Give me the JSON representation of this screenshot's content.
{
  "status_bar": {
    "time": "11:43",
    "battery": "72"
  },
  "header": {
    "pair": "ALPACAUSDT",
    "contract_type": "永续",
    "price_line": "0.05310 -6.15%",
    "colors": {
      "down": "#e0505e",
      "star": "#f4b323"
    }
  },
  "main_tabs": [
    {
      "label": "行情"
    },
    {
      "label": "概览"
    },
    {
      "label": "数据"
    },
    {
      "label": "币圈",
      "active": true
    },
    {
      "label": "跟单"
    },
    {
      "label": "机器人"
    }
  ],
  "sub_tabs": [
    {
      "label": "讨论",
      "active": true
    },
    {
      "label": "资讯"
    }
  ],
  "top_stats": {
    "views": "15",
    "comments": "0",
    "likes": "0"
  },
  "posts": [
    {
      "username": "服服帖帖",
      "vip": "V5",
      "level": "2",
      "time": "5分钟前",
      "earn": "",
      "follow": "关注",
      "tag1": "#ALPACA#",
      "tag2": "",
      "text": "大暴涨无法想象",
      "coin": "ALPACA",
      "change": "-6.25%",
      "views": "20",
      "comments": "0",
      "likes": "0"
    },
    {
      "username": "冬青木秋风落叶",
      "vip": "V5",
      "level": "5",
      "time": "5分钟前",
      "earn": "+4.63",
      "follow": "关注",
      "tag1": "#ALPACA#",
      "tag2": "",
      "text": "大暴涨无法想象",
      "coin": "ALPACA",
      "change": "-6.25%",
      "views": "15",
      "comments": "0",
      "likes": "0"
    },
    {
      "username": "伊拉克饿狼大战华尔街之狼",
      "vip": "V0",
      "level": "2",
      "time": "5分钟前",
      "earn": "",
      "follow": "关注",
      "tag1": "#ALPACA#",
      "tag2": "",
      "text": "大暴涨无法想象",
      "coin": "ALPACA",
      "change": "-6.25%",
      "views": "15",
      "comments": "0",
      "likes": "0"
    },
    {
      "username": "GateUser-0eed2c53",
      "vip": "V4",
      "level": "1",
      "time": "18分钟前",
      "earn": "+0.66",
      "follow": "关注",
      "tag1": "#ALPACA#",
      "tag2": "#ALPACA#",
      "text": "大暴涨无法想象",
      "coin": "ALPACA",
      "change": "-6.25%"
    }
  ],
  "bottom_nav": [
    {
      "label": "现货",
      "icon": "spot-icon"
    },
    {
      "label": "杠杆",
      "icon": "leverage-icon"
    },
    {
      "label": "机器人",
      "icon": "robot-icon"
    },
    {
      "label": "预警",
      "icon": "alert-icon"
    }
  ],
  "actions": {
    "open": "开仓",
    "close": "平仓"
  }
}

## Request
All of the entries should be written out again exactly.

## Problem solution
Give me the JSON representation of this screenshot's content.
{
  "status_bar": {
    "time": "11:43",
    "battery": "72"
  },
  "header": {
    "pair": "ALPACAUSDT",
    "contract_type": "永续",
    "price_line": "0.05310 -6.15%",
    "colors": {
      "down": "#e0505e",
      "star": "#f4b323"
    }
  },
  "main_tabs": [
    {
      "label": "行情"
    },
    {
      "label": "概览"
    },
    {
      "label": "数据"
    },
    {
      "label": "币圈",
      "active": true
    },
    {
      "label": "跟单"
    },
    {
      "label": "机器人"
    }
  ],
  "sub_tabs": [
    {
      "label": "讨论",
      "active": true
    },
    {
      "label": "资讯"
    }
  ],
  "top_stats": {
    "views": "15",
    "comments": "0",
    "likes": "0"
  },
  "posts": [
    {
      "username": "服服帖帖",
      "vip": "V5",
      "level": "2",
      "time": "5分钟前",
      "earn": "",
      "follow": "关注",
      "tag1": "#ALPACA#",
      "tag2": "",
      "text": "大暴涨无法想象",
      "coin": "ALPACA",
      "change": "-6.25%",
      "views": "20",
      "comments": "0",
      "likes": "0"
    },
    {
      "username": "冬青木秋风落叶",
      "vip": "V5",
      "level": "5",
      "time": "5分钟前",
      "earn": "+4.63",
      "follow": "关注",
      "tag1": "#ALPACA#",
      "tag2": "",
      "text": "大暴涨无法想象",
      "coin": "ALPACA",
      "change": "-6.25%",
      "views": "15",
      "comments": "0",
      "likes": "0"
    },
    {
      "username": "伊拉克饿狼大战华尔街之狼",
      "vip": "V0",
      "level": "2",
      "time": "5分钟前",
      "earn": "",
      "follow": "关注",
      "tag1": "#ALPACA#",
      "tag2": "",
      "text": "大暴涨无法想象",
      "coin": "ALPACA",
      "change": "-6.25%",
      "views": "15",
      "comments": "0",
      "likes": "0"
    },
    {
      "username": "GateUser-0eed2c53",
      "vip": "V4",
      "level": "1",
      "time": "18分钟前",
      "earn": "+0.66",
      "follow": "关注",
      "tag1": "#ALPACA#",
      "tag2": "#ALPACA#",
      "text": "大暴涨无法想象",
      "coin": "ALPACA",
      "change": "-6.25%"
    }
  ],
  "bottom_nav": [
    {
      "label": "现货",
      "icon": "spot-icon"
    },
    {
      "label": "杠杆",
      "icon": "leverage-icon"
    },
    {
      "label": "机器人",
      "icon": "robot-icon"
    },
    {
      "label": "预警",
      "icon": "alert-icon"
    }
  ],
  "actions": {
    "open": "开仓",
    "close": "平仓"
  }
}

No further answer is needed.